*Written exercise*.
Copy the entries from the start down through the line containing "page-bottom-fade (0, 1593, 2268, 1643)", switching "bounding boxes" to "box coordinates" and keeping everything else the same.

*Input records*.

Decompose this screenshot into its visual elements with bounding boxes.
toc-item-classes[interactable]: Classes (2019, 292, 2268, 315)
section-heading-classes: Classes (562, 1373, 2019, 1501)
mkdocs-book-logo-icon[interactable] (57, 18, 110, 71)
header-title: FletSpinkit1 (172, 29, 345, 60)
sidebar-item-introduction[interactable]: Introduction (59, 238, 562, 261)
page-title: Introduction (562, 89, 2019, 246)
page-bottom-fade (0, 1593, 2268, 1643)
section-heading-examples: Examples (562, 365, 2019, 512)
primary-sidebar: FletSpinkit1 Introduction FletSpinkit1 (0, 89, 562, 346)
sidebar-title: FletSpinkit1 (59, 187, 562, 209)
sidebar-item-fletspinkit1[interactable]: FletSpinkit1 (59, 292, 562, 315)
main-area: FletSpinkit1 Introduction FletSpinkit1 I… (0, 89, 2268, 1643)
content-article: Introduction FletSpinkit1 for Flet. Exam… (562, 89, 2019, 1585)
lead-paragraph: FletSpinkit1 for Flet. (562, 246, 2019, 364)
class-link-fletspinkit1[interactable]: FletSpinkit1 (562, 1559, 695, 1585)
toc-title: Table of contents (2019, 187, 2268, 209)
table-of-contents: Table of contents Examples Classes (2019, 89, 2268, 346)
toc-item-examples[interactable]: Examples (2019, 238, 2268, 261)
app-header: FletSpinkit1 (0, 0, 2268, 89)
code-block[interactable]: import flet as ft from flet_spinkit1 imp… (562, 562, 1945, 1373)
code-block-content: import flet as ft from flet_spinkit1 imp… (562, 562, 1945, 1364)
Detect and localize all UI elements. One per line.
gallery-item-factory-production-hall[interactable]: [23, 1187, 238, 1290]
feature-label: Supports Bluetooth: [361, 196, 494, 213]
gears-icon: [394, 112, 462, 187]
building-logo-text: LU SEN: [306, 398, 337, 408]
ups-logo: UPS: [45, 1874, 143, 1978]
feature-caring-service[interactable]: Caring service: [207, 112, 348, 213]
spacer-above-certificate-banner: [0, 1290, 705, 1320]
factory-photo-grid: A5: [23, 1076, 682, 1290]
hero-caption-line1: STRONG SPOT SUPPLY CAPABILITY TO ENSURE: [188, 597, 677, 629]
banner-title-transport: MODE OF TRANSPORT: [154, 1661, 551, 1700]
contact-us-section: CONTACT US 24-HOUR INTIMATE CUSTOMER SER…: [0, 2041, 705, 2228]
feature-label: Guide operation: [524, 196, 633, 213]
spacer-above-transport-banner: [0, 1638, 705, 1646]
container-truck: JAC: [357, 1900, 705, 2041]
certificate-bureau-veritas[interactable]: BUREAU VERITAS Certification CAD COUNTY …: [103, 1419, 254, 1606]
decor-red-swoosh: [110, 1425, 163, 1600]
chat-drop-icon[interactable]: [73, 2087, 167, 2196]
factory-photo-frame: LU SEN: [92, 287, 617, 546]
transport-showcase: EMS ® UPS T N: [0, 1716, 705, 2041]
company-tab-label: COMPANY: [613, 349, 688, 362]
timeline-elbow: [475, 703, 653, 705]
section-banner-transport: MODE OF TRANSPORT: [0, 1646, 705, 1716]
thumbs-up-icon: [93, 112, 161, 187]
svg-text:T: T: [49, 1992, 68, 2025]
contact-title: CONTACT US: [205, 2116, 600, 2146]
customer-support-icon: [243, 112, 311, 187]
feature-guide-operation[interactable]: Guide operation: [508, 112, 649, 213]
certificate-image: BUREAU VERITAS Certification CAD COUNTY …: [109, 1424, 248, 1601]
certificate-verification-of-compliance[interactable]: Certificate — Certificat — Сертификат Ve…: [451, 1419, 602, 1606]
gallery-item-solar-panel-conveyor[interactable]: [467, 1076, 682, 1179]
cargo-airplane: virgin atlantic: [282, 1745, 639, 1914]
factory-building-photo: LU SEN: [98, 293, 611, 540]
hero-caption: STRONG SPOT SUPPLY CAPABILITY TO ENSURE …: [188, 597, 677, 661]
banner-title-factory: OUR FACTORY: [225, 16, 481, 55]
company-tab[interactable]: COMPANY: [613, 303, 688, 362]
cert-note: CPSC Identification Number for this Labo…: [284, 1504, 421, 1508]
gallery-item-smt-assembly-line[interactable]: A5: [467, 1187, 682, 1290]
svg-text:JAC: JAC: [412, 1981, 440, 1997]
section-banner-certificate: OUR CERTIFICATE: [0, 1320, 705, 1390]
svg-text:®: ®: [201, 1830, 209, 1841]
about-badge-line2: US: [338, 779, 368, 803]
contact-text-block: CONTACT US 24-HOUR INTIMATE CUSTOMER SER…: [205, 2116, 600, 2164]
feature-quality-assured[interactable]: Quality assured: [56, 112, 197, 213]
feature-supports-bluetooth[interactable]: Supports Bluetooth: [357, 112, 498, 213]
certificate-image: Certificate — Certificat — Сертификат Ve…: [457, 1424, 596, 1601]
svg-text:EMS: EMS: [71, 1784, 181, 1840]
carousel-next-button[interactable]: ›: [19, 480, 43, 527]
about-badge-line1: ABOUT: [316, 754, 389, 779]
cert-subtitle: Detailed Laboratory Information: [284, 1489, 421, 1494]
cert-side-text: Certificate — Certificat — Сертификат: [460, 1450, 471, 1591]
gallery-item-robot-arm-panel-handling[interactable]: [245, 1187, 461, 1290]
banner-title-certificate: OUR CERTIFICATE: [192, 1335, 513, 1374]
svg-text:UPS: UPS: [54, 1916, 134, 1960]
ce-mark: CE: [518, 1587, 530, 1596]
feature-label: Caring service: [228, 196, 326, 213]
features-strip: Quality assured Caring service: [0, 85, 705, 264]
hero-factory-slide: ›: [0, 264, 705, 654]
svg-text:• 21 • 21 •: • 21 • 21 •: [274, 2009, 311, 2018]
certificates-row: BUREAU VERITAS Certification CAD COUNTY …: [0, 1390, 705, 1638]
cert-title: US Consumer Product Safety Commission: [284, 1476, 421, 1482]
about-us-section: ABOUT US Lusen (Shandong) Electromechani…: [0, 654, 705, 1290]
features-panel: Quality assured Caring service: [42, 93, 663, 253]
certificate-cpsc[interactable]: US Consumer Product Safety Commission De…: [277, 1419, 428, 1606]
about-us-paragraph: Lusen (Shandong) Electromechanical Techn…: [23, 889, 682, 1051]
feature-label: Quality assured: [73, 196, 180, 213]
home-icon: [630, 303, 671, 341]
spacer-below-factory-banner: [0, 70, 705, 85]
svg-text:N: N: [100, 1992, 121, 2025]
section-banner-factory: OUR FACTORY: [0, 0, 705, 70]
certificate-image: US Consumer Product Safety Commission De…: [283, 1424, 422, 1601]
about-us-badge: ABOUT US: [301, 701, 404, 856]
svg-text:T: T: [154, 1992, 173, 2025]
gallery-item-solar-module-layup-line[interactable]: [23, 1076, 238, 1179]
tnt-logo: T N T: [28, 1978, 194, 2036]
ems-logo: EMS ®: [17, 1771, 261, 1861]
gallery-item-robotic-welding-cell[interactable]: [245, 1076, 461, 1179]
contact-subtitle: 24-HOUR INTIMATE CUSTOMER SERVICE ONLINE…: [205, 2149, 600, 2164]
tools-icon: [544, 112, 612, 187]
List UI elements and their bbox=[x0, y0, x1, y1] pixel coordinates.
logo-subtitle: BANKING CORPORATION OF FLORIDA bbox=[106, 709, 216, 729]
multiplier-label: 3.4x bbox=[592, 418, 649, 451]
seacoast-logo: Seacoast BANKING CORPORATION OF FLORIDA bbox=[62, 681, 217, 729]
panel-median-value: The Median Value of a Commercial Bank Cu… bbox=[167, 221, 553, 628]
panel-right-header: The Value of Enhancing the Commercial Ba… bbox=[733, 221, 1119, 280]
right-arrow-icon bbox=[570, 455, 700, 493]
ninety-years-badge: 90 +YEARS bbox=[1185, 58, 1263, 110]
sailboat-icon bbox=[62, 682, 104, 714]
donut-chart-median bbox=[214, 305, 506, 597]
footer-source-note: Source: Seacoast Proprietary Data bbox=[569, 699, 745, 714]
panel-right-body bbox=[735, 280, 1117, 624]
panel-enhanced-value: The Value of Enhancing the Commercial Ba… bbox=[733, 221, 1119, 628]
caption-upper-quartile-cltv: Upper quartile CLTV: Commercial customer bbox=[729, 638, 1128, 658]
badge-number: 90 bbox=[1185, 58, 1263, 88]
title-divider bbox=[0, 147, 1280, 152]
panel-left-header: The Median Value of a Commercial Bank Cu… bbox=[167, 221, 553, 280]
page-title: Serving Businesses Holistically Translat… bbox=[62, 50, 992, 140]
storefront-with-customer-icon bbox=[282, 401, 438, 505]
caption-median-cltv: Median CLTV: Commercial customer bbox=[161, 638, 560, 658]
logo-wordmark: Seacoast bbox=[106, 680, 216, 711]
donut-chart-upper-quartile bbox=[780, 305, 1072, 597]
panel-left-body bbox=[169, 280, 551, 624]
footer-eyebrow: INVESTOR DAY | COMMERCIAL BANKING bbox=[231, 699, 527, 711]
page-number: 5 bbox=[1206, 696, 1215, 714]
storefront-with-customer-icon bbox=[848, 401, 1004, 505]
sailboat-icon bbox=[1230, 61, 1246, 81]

*Response to this exercise*.
Decompose this screenshot into its visual elements with box coordinates.
toc-item-classes[interactable]: Classes (2019, 292, 2268, 315)
section-heading-classes: Classes (562, 1373, 2019, 1501)
mkdocs-book-logo-icon[interactable] (57, 18, 110, 71)
header-title: FletSpinkit1 (172, 29, 345, 60)
sidebar-item-introduction[interactable]: Introduction (59, 238, 562, 261)
page-title: Introduction (562, 89, 2019, 246)
page-bottom-fade (0, 1593, 2268, 1643)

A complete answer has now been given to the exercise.